**TASK REQUIREMENTS**
1. In the passage on the Namibian science practical work framework, list every numbered key area it cites, each with the activity the passage links it to.
2. According to the passage on the Namibian science practical work framework, why does the framework propose specific factors to address at the macro, meso, and micro levels? Answer in one to three sentences.
3. Extend the passage on the Namibian science practical work framework, beginning after its final sentence.

**SELECTED TEXT**
▶

The meso level, focusing on enhancing science teachers’ instructional practices in Namibia, is anchored in the organization of science subject topics or structures to be taught at the school, circuit, or regional level during a specific semester or year. Various stakeholders play pivotal roles in advancing the teaching of science practical work in Namibian schools, including fostering connections with other educational institutions at the school, circuit, and regional levels (highlighted as key area number seven). This involves the exchange of best practices in implementing inquiry-based instruction, conducting workshops and seminars for teachers on teaching science practical work, and fostering collaborations with teacher training institutions. Continuous support, professional development, and the establishment of a resilient monitoring and assessment framework processes are fundamental components of the meso level.

The micro level represents the final stage in the implementation process of inquiry-based science practical work in Namibian schools. This crucial phase involves teachers’ interpretations and aligning with curriculum objectives, assessment of learners’ investigative and experimental skills (Objective C as per the science syllabuses in Namibia), and the provision of feedback to the upper levels regarding the progress of inquiry implementation and continuous professional development. Additionally, the technical support provided by school leaderships (key Area 5) plays a reflective role in enhancing the implementation of inquiry-based instruction (key Areas 2 and 3) to improve science practical work in Namibian schools. Within the context of this study and its framework aimed at enhancing science teaching, factors such as teachers’ and learners’ subject knowledge, classroom interactions, and various science practical activities (e.g., learner-orchestrated demonstrations, investigations, and experiments) contribute to the improvement of science practical work.

As a result, the framework integrates a holistic number of activities such as: planning, teachers’ professional development, curriculum design, resource development, classroom implementation, assessment and feedback, collaboration, community engagement, monitoring and evaluation, continuous support and development, stakeholders’ engagement, intrinsic and extrinsic factors influencing teachers, resource provision to schools, supportive school culture and leadership, teacher support, learner diversity and engagement, community involvement, and technology and internet connectivity. All these elements are interconnected within the framework to facilitate and support teachers in implementing science practical work through inquiry-based instruction in Namibian schools. The study findings highlighted a disparity between teachers’ conceptions of science practical work and the implementation of inquiry-based instructions, prompting the framework to propose specific factors that should be addressed at macro, meso, and micro levels to bridge the identified gap.

◀

(Box coordinate listings)
▶

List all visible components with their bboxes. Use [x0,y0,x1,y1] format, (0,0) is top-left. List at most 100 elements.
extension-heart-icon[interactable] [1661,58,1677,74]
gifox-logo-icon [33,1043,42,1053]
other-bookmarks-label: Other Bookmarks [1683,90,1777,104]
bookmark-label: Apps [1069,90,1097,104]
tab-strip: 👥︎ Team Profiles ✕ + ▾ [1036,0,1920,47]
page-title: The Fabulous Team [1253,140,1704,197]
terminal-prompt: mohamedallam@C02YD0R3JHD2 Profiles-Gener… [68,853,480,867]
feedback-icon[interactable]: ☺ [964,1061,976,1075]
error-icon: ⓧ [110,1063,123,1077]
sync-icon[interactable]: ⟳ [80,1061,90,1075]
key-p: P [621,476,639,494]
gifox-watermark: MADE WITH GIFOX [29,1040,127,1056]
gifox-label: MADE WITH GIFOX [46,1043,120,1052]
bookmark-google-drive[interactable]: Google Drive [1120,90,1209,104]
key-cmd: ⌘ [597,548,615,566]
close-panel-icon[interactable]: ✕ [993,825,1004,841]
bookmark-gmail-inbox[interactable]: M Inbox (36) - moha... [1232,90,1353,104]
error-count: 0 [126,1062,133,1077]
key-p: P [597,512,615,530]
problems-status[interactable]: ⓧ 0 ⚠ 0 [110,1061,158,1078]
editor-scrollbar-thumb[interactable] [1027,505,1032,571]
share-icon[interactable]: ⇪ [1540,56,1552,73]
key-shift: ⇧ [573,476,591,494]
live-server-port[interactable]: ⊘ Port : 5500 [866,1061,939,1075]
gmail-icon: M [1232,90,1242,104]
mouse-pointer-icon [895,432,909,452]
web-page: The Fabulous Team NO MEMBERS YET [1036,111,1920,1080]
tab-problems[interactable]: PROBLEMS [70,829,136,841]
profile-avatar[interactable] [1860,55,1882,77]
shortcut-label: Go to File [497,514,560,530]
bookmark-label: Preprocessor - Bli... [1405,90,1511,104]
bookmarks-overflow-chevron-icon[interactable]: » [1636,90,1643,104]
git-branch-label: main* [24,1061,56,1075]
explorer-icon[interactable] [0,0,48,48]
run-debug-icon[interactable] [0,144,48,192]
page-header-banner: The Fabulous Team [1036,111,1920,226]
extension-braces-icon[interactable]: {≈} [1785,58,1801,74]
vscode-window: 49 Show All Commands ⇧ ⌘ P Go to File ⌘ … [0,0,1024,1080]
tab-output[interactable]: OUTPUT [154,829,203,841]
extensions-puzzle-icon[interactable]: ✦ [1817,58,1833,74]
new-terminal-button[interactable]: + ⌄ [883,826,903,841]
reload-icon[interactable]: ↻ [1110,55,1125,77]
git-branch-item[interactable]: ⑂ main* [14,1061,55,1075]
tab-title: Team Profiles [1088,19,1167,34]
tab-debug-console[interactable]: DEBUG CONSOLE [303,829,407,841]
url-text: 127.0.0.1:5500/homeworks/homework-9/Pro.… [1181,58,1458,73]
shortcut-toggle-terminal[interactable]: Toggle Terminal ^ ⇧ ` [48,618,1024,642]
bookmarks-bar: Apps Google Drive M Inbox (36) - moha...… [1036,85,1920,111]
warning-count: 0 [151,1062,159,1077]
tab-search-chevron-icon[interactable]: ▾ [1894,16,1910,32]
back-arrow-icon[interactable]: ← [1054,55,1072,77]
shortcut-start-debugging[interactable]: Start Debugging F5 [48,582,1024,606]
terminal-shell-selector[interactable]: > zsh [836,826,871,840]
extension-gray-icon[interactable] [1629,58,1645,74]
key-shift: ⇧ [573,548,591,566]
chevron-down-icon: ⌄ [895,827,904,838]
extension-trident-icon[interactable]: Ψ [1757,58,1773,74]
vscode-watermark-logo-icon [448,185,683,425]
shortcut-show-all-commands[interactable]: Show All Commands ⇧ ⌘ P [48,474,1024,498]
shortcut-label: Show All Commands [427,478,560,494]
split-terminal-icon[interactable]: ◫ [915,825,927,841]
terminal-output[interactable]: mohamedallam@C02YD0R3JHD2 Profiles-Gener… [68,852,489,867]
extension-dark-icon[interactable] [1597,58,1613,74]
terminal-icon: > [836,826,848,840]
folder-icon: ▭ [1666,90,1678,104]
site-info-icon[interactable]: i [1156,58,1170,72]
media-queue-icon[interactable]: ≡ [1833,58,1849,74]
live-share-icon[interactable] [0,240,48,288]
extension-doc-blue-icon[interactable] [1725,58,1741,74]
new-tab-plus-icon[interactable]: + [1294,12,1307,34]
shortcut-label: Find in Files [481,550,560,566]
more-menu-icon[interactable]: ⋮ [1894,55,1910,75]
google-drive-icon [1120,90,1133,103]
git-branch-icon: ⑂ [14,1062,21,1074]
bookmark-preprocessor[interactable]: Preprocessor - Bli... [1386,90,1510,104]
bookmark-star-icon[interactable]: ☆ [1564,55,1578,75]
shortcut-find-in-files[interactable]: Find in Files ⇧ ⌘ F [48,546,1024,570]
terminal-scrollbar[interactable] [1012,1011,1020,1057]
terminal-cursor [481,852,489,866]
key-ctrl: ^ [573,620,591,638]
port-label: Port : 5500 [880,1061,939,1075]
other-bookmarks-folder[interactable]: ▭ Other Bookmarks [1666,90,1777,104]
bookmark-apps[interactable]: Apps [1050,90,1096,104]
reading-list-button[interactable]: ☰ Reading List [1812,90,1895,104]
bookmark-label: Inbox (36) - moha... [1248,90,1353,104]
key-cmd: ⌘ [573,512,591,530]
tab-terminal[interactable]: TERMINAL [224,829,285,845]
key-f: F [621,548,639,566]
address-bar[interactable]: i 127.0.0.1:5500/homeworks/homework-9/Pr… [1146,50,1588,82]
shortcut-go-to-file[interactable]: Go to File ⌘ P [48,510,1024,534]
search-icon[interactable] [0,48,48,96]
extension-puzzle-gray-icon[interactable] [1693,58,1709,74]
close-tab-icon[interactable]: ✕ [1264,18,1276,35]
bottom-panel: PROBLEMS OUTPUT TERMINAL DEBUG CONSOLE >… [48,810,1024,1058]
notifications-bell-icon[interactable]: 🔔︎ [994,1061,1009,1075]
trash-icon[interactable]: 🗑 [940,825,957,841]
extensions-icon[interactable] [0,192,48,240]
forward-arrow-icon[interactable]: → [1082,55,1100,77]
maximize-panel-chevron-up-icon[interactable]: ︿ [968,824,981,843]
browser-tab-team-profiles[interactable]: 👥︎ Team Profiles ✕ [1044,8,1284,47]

◀

**ANSWERS TO THE PROBLEMS**
1.
- Key area 7: fostering connections with other educational institutions at the school, circuit, and regional levels
- Key area 5: technical support provided by school leaderships
- Key area 2: implementation of inquiry-based instruction
- Key area 3: implementation of inquiry-based instruction

2. The study findings showed a disparity between teachers' conceptions of science practical work and their implementation of inquiry-based instruction. The framework proposes these factors to bridge that gap.

3.
The subsequent sections, unpack the main components of the PWIPF encompassing factors intrinsic and extrinsic to teachers (behaviours), planning, professional development, curriculum design, and resource development. Additionally, the discussion includes assessment and feedback, collaboration, community engagement, monitoring and evaluation, science practical work and inquiry-based instruction classroom implementation, ongoing support and development, engagement of stakeholders, and the establishment of professional learning communities to enhance the practices of science teachers.

Planning

As depicted in Figure 5, planning constitutes the initial phase in introducing inquiry-based instructional methods into science practical work within Namibian science classrooms. This planning stage necessitates a clear definition of the objectives and goals associated with inquiry-based instruction in science education. These objectives should address the frequency of science practical activities, aligning them with the content outlined in the science subject syllabuses. Moreover, the planned activities should be in agreement with the broader goals and objectives of the national science curriculum, as well as the specified assessment objectives as outlined in the science subject syllabuses. Thus, planning assumes a pivotal role across all levels of inquiry-based science instruction.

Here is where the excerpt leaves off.